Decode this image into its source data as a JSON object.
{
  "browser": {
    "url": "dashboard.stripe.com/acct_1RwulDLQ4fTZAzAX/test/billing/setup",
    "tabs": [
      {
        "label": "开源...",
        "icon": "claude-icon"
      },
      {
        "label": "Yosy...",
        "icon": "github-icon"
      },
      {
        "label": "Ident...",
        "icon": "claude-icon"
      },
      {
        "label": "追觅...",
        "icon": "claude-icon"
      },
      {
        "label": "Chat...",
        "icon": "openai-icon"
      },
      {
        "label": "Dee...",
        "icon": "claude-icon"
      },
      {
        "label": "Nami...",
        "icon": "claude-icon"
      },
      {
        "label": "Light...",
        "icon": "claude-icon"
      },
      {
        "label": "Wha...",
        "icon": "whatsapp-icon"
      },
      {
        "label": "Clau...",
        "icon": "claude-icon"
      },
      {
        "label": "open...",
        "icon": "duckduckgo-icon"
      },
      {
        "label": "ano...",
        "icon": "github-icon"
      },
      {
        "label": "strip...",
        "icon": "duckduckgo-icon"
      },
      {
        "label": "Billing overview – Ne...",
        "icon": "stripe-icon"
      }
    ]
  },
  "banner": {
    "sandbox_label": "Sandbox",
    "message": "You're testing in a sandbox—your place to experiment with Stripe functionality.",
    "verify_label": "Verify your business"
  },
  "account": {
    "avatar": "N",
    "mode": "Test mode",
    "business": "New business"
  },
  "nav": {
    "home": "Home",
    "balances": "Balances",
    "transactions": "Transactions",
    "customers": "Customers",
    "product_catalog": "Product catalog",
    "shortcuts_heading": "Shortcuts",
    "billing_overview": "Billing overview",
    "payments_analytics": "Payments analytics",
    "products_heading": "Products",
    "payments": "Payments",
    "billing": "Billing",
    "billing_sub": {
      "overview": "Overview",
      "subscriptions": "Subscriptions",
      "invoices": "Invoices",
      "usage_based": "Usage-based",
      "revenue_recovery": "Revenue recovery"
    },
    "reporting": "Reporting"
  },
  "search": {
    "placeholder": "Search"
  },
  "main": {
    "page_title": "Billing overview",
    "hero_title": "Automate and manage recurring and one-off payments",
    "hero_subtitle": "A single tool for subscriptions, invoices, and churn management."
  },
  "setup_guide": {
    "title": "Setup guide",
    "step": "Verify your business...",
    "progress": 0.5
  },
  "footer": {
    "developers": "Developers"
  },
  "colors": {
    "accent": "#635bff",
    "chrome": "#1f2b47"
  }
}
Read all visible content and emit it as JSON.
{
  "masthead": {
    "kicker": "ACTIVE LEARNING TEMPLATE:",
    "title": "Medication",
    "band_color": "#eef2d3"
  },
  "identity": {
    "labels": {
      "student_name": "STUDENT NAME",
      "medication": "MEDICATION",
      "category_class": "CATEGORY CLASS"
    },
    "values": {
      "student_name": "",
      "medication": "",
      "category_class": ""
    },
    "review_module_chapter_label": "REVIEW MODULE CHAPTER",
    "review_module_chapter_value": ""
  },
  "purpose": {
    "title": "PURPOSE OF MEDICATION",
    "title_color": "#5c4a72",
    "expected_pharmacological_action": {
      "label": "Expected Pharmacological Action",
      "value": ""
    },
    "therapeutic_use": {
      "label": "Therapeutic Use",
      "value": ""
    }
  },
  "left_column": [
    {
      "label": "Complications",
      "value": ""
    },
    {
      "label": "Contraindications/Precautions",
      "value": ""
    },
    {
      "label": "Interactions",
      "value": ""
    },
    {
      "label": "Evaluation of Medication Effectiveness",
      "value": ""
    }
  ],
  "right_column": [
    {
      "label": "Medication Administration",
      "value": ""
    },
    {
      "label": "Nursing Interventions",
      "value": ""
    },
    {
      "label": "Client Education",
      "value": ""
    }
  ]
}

Exercise details = Write out the full listing exactly as given.

Final result =
Decode this image into its source data as a JSON object.
{
  "browser": {
    "url": "dashboard.stripe.com/acct_1RwulDLQ4fTZAzAX/test/billing/setup",
    "tabs": [
      {
        "label": "开源...",
        "icon": "claude-icon"
      },
      {
        "label": "Yosy...",
        "icon": "github-icon"
      },
      {
        "label": "Ident...",
        "icon": "claude-icon"
      },
      {
        "label": "追觅...",
        "icon": "claude-icon"
      },
      {
        "label": "Chat...",
        "icon": "openai-icon"
      },
      {
        "label": "Dee...",
        "icon": "claude-icon"
      },
      {
        "label": "Nami...",
        "icon": "claude-icon"
      },
      {
        "label": "Light...",
        "icon": "claude-icon"
      },
      {
        "label": "Wha...",
        "icon": "whatsapp-icon"
      },
      {
        "label": "Clau...",
        "icon": "claude-icon"
      },
      {
        "label": "open...",
        "icon": "duckduckgo-icon"
      },
      {
        "label": "ano...",
        "icon": "github-icon"
      },
      {
        "label": "strip...",
        "icon": "duckduckgo-icon"
      },
      {
        "label": "Billing overview – Ne...",
        "icon": "stripe-icon"
      }
    ]
  },
  "banner": {
    "sandbox_label": "Sandbox",
    "message": "You're testing in a sandbox—your place to experiment with Stripe functionality.",
    "verify_label": "Verify your business"
  },
  "account": {
    "avatar": "N",
    "mode": "Test mode",
    "business": "New business"
  },
  "nav": {
    "home": "Home",
    "balances": "Balances",
    "transactions": "Transactions",
    "customers": "Customers",
    "product_catalog": "Product catalog",
    "shortcuts_heading": "Shortcuts",
    "billing_overview": "Billing overview",
    "payments_analytics": "Payments analytics",
    "products_heading": "Products",
    "payments": "Payments",
    "billing": "Billing",
    "billing_sub": {
      "overview": "Overview",
      "subscriptions": "Subscriptions",
      "invoices": "Invoices",
      "usage_based": "Usage-based",
      "revenue_recovery": "Revenue recovery"
    },
    "reporting": "Reporting"
  },
  "search": {
    "placeholder": "Search"
  },
  "main": {
    "page_title": "Billing overview",
    "hero_title": "Automate and manage recurring and one-off payments",
    "hero_subtitle": "A single tool for subscriptions, invoices, and churn management."
  },
  "setup_guide": {
    "title": "Setup guide",
    "step": "Verify your business...",
    "progress": 0.5
  },
  "footer": {
    "developers": "Developers"
  },
  "colors": {
    "accent": "#635bff",
    "chrome": "#1f2b47"
  }
}
Read all visible content and emit it as JSON.
{
  "masthead": {
    "kicker": "ACTIVE LEARNING TEMPLATE:",
    "title": "Medication",
    "band_color": "#eef2d3"
  },
  "identity": {
    "labels": {
      "student_name": "STUDENT NAME",
      "medication": "MEDICATION",
      "category_class": "CATEGORY CLASS"
    },
    "values": {
      "student_name": "",
      "medication": "",
      "category_class": ""
    },
    "review_module_chapter_label": "REVIEW MODULE CHAPTER",
    "review_module_chapter_value": ""
  },
  "purpose": {
    "title": "PURPOSE OF MEDICATION",
    "title_color": "#5c4a72",
    "expected_pharmacological_action": {
      "label": "Expected Pharmacological Action",
      "value": ""
    },
    "therapeutic_use": {
      "label": "Therapeutic Use",
      "value": ""
    }
  },
  "left_column": [
    {
      "label": "Complications",
      "value": ""
    },
    {
      "label": "Contraindications/Precautions",
      "value": ""
    },
    {
      "label": "Interactions",
      "value": ""
    },
    {
      "label": "Evaluation of Medication Effectiveness",
      "value": ""
    }
  ],
  "right_column": [
    {
      "label": "Medication Administration",
      "value": ""
    },
    {
      "label": "Nursing Interventions",
      "value": ""
    },
    {
      "label": "Client Education",
      "value": ""
    }
  ]
}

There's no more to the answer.